§ SOURCE DATA:
↓
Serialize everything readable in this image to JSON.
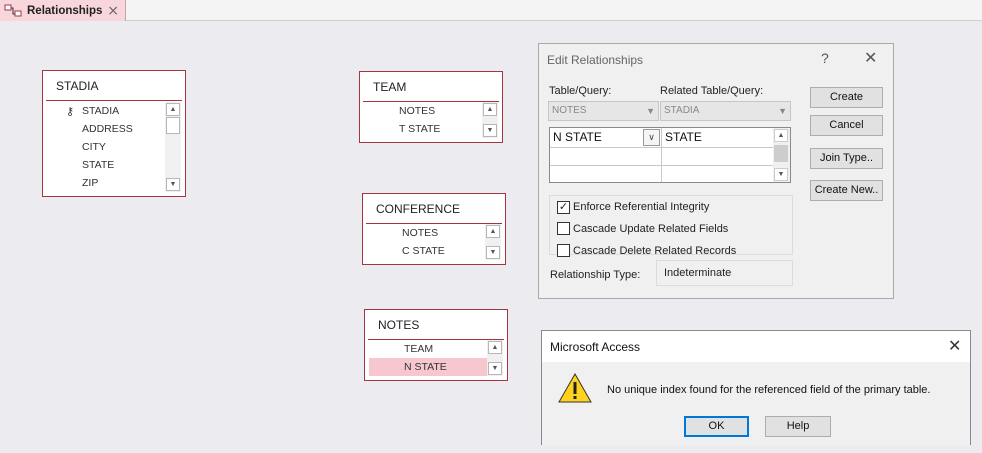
{
  "tab": {
    "label": "Relationships",
    "close": "⨯"
  },
  "tables": [
    {
      "title": "STADIA",
      "fields": [
        "STADIA",
        "ADDRESS",
        "CITY",
        "STATE",
        "ZIP"
      ]
    },
    {
      "title": "TEAM",
      "fields": [
        "NOTES",
        "T STATE"
      ]
    },
    {
      "title": "CONFERENCE",
      "fields": [
        "NOTES",
        "C STATE"
      ]
    },
    {
      "title": "NOTES",
      "fields": [
        "TEAM",
        "N STATE"
      ]
    }
  ],
  "edit_dialog": {
    "title": "Edit Relationships",
    "help": "?",
    "close": "✕",
    "table_query_label": "Table/Query:",
    "related_label": "Related Table/Query:",
    "table_value": "NOTES",
    "related_value": "STADIA",
    "grid_left": "N STATE",
    "grid_right": "STATE",
    "create": "Create",
    "cancel": "Cancel",
    "join_type": "Join Type..",
    "create_new": "Create New..",
    "enforce": "Enforce Referential Integrity",
    "cascade_update": "Cascade Update Related Fields",
    "cascade_delete": "Cascade Delete Related Records",
    "enforce_checked": true,
    "relationship_type_label": "Relationship Type:",
    "relationship_type_value": "Indeterminate"
  },
  "message_box": {
    "title": "Microsoft Access",
    "close": "✕",
    "text": "No unique index found for the referenced field of the primary table.",
    "ok": "OK",
    "help": "Help"
  }
}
↑
§ AIM:
Show all lines in the entries above where the word "Create" appears.

§ EXERCISE RESULT:
    "create": "Create",
    "create_new": "Create New..",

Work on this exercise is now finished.